:: INSTRUCTION ::
Write out all of the data without omission, exactly as shown.

:: THE DATA ::
....
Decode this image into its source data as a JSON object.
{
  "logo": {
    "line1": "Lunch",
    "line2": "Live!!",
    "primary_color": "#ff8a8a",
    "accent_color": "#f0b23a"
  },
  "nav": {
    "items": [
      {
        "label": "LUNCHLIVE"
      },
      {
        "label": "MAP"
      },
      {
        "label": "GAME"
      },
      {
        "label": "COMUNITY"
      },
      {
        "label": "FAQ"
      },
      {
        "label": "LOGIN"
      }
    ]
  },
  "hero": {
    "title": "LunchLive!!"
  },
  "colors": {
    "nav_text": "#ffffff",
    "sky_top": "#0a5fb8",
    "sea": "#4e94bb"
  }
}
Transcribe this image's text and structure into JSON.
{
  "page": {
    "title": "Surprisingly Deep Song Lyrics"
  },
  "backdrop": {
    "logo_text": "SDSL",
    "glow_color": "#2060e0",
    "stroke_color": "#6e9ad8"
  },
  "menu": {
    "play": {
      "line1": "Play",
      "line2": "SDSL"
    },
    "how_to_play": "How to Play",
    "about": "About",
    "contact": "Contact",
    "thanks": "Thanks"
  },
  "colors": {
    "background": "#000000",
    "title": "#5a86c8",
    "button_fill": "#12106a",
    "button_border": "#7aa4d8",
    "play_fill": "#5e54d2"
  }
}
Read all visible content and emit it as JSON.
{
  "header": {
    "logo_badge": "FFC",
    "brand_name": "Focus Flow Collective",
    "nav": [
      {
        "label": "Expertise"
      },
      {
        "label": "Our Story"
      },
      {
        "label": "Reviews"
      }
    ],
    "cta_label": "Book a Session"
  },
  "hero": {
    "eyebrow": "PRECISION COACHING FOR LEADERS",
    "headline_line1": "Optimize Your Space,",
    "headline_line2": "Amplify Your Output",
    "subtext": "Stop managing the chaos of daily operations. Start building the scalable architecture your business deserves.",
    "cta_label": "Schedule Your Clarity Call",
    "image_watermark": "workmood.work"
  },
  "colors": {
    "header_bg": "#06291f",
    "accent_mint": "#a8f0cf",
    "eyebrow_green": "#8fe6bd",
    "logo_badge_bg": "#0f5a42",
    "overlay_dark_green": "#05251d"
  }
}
....
:: COMPLETED TASK ::
Decode this image into its source data as a JSON object.
{
  "logo": {
    "line1": "Lunch",
    "line2": "Live!!",
    "primary_color": "#ff8a8a",
    "accent_color": "#f0b23a"
  },
  "nav": {
    "items": [
      {
        "label": "LUNCHLIVE"
      },
      {
        "label": "MAP"
      },
      {
        "label": "GAME"
      },
      {
        "label": "COMUNITY"
      },
      {
        "label": "FAQ"
      },
      {
        "label": "LOGIN"
      }
    ]
  },
  "hero": {
    "title": "LunchLive!!"
  },
  "colors": {
    "nav_text": "#ffffff",
    "sky_top": "#0a5fb8",
    "sea": "#4e94bb"
  }
}
Transcribe this image's text and structure into JSON.
{
  "page": {
    "title": "Surprisingly Deep Song Lyrics"
  },
  "backdrop": {
    "logo_text": "SDSL",
    "glow_color": "#2060e0",
    "stroke_color": "#6e9ad8"
  },
  "menu": {
    "play": {
      "line1": "Play",
      "line2": "SDSL"
    },
    "how_to_play": "How to Play",
    "about": "About",
    "contact": "Contact",
    "thanks": "Thanks"
  },
  "colors": {
    "background": "#000000",
    "title": "#5a86c8",
    "button_fill": "#12106a",
    "button_border": "#7aa4d8",
    "play_fill": "#5e54d2"
  }
}
Read all visible content and emit it as JSON.
{
  "header": {
    "logo_badge": "FFC",
    "brand_name": "Focus Flow Collective",
    "nav": [
      {
        "label": "Expertise"
      },
      {
        "label": "Our Story"
      },
      {
        "label": "Reviews"
      }
    ],
    "cta_label": "Book a Session"
  },
  "hero": {
    "eyebrow": "PRECISION COACHING FOR LEADERS",
    "headline_line1": "Optimize Your Space,",
    "headline_line2": "Amplify Your Output",
    "subtext": "Stop managing the chaos of daily operations. Start building the scalable architecture your business deserves.",
    "cta_label": "Schedule Your Clarity Call",
    "image_watermark": "workmood.work"
  },
  "colors": {
    "header_bg": "#06291f",
    "accent_mint": "#a8f0cf",
    "eyebrow_green": "#8fe6bd",
    "logo_badge_bg": "#0f5a42",
    "overlay_dark_green": "#05251d"
  }
}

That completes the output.